- To do -
Transcribe all of the material below word for word and leave out its pictures.

- Given records -

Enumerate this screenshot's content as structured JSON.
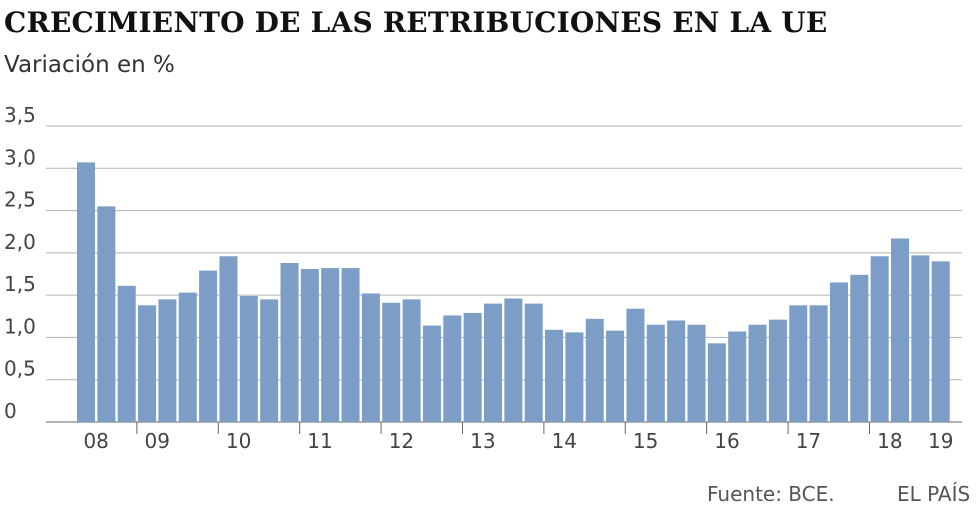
{
  "chart_data": {
    "type": "bar",
    "title": "CRECIMIENTO DE LAS RETRIBUCIONES EN LA UE",
    "subtitle": "Variación en %",
    "ylim": [
      0,
      3.5
    ],
    "yticks": [
      "0",
      "0,5",
      "1,0",
      "1,5",
      "2,0",
      "2,5",
      "3,0",
      "3,5"
    ],
    "grid": true,
    "bar_color": "#7b9dc6",
    "xtick_labels": [
      {
        "label": "08",
        "bar_index": 0.5
      },
      {
        "label": "09",
        "bar_index": 3.5
      },
      {
        "label": "10",
        "bar_index": 7.5
      },
      {
        "label": "11",
        "bar_index": 11.5
      },
      {
        "label": "12",
        "bar_index": 15.5
      },
      {
        "label": "13",
        "bar_index": 19.5
      },
      {
        "label": "14",
        "bar_index": 23.5
      },
      {
        "label": "15",
        "bar_index": 27.5
      },
      {
        "label": "16",
        "bar_index": 31.5
      },
      {
        "label": "17",
        "bar_index": 35.5
      },
      {
        "label": "18",
        "bar_index": 39.5
      },
      {
        "label": "19",
        "bar_index": 42
      }
    ],
    "values": [
      3.07,
      2.55,
      1.61,
      1.38,
      1.45,
      1.53,
      1.79,
      1.96,
      1.49,
      1.45,
      1.88,
      1.81,
      1.82,
      1.82,
      1.52,
      1.41,
      1.45,
      1.14,
      1.26,
      1.29,
      1.4,
      1.46,
      1.4,
      1.09,
      1.06,
      1.22,
      1.08,
      1.34,
      1.15,
      1.2,
      1.15,
      0.93,
      1.07,
      1.15,
      1.21,
      1.38,
      1.38,
      1.65,
      1.74,
      1.96,
      2.17,
      1.97,
      1.9
    ]
  },
  "footer": {
    "source": "Fuente: BCE.",
    "brand": "EL PAÍS"
  }
}
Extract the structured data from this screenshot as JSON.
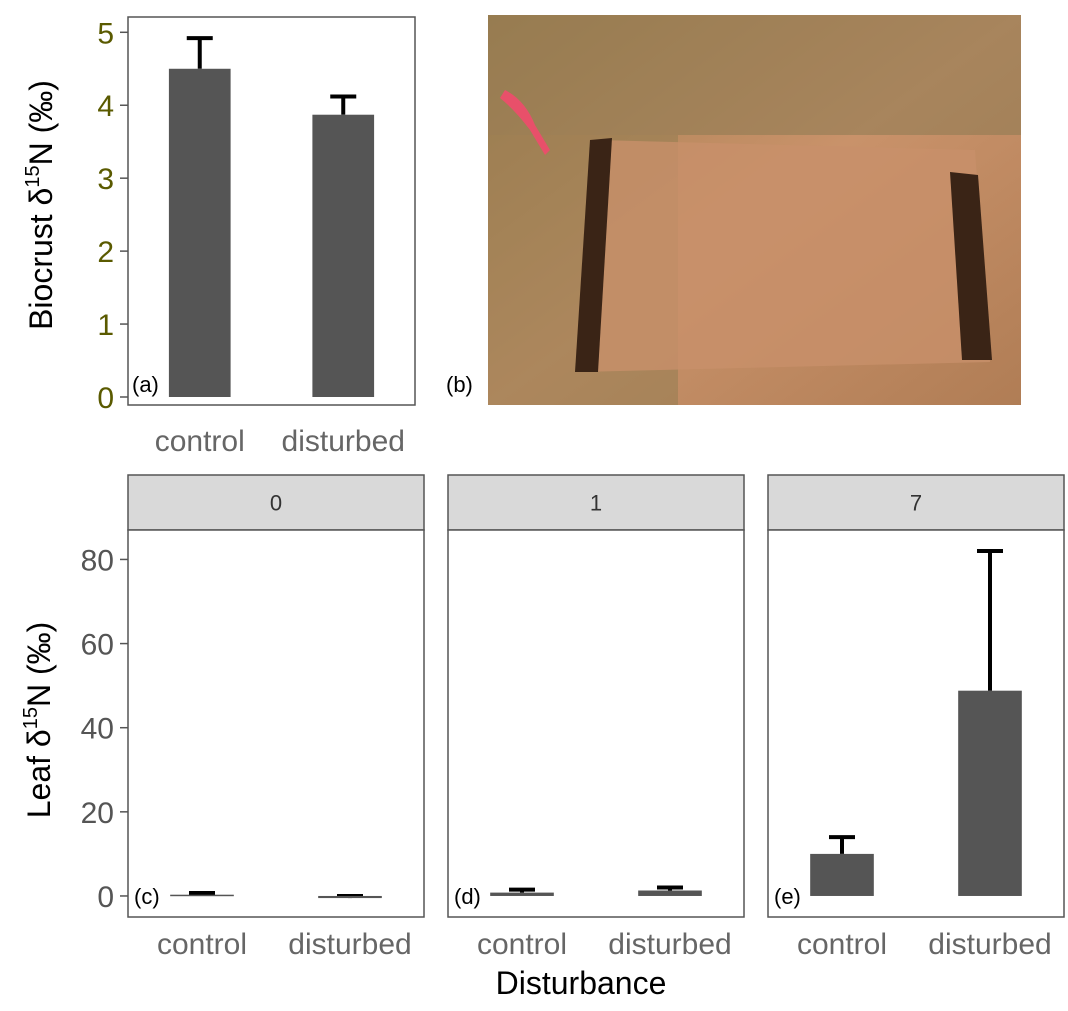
{
  "chart_data": [
    {
      "panel": "(a)",
      "type": "bar",
      "categories": [
        "control",
        "disturbed"
      ],
      "values": [
        4.5,
        3.87
      ],
      "error_upper": [
        4.92,
        4.12
      ],
      "ylabel_main": "Biocrust δ",
      "ylabel_sup": "15",
      "ylabel_tail": "N (‰)",
      "ylim": [
        0,
        5.1
      ],
      "yticks": [
        "0",
        "1",
        "2",
        "3",
        "4",
        "5"
      ],
      "bar_color": "#555555",
      "ytick_color": "#5a5a00"
    },
    {
      "panel": "(b)",
      "type": "photo"
    },
    {
      "type": "bar",
      "facet_var_label": "Disturbance",
      "ylabel_main": "Leaf δ",
      "ylabel_sup": "15",
      "ylabel_tail": "N (‰)",
      "ylim": [
        -5,
        87
      ],
      "yticks": [
        "0",
        "20",
        "40",
        "60",
        "80"
      ],
      "categories": [
        "control",
        "disturbed"
      ],
      "bar_color": "#555555",
      "strip_color": "#d9d9d9",
      "facets": [
        {
          "strip": "0",
          "panel": "(c)",
          "values": [
            0.3,
            -0.5
          ],
          "error_upper": [
            0.7,
            0.0
          ]
        },
        {
          "strip": "1",
          "panel": "(d)",
          "values": [
            0.8,
            1.3
          ],
          "error_upper": [
            1.5,
            2.0
          ]
        },
        {
          "strip": "7",
          "panel": "(e)",
          "values": [
            10.0,
            48.8
          ],
          "error_upper": [
            14.0,
            82.0
          ]
        }
      ]
    }
  ]
}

- Task answer -
Enumerate this screenshot's content as structured JSON.
{
  "chart_data": {
    "type": "bar",
    "title": "CRECIMIENTO DE LAS RETRIBUCIONES EN LA UE",
    "subtitle": "Variación en %",
    "ylim": [
      0,
      3.5
    ],
    "yticks": [
      "0",
      "0,5",
      "1,0",
      "1,5",
      "2,0",
      "2,5",
      "3,0",
      "3,5"
    ],
    "grid": true,
    "bar_color": "#7b9dc6",
    "xtick_labels": [
      {
        "label": "08",
        "bar_index": 0.5
      },
      {
        "label": "09",
        "bar_index": 3.5
      },
      {
        "label": "10",
        "bar_index": 7.5
      },
      {
        "label": "11",
        "bar_index": 11.5
      },
      {
        "label": "12",
        "bar_index": 15.5
      },
      {
        "label": "13",
        "bar_index": 19.5
      },
      {
        "label": "14",
        "bar_index": 23.5
      },
      {
        "label": "15",
        "bar_index": 27.5
      },
      {
        "label": "16",
        "bar_index": 31.5
      },
      {
        "label": "17",
        "bar_index": 35.5
      },
      {
        "label": "18",
        "bar_index": 39.5
      },
      {
        "label": "19",
        "bar_index": 42
      }
    ],
    "values": [
      3.07,
      2.55,
      1.61,
      1.38,
      1.45,
      1.53,
      1.79,
      1.96,
      1.49,
      1.45,
      1.88,
      1.81,
      1.82,
      1.82,
      1.52,
      1.41,
      1.45,
      1.14,
      1.26,
      1.29,
      1.4,
      1.46,
      1.4,
      1.09,
      1.06,
      1.22,
      1.08,
      1.34,
      1.15,
      1.2,
      1.15,
      0.93,
      1.07,
      1.15,
      1.21,
      1.38,
      1.38,
      1.65,
      1.74,
      1.96,
      2.17,
      1.97,
      1.9
    ]
  },
  "footer": {
    "source": "Fuente: BCE.",
    "brand": "EL PAÍS"
  }
}
Extract the structured data from this screenshot as JSON.
{
  "chart_data": [
    {
      "panel": "(a)",
      "type": "bar",
      "categories": [
        "control",
        "disturbed"
      ],
      "values": [
        4.5,
        3.87
      ],
      "error_upper": [
        4.92,
        4.12
      ],
      "ylabel_main": "Biocrust δ",
      "ylabel_sup": "15",
      "ylabel_tail": "N (‰)",
      "ylim": [
        0,
        5.1
      ],
      "yticks": [
        "0",
        "1",
        "2",
        "3",
        "4",
        "5"
      ],
      "bar_color": "#555555",
      "ytick_color": "#5a5a00"
    },
    {
      "panel": "(b)",
      "type": "photo"
    },
    {
      "type": "bar",
      "facet_var_label": "Disturbance",
      "ylabel_main": "Leaf δ",
      "ylabel_sup": "15",
      "ylabel_tail": "N (‰)",
      "ylim": [
        -5,
        87
      ],
      "yticks": [
        "0",
        "20",
        "40",
        "60",
        "80"
      ],
      "categories": [
        "control",
        "disturbed"
      ],
      "bar_color": "#555555",
      "strip_color": "#d9d9d9",
      "facets": [
        {
          "strip": "0",
          "panel": "(c)",
          "values": [
            0.3,
            -0.5
          ],
          "error_upper": [
            0.7,
            0.0
          ]
        },
        {
          "strip": "1",
          "panel": "(d)",
          "values": [
            0.8,
            1.3
          ],
          "error_upper": [
            1.5,
            2.0
          ]
        },
        {
          "strip": "7",
          "panel": "(e)",
          "values": [
            10.0,
            48.8
          ],
          "error_upper": [
            14.0,
            82.0
          ]
        }
      ]
    }
  ]
}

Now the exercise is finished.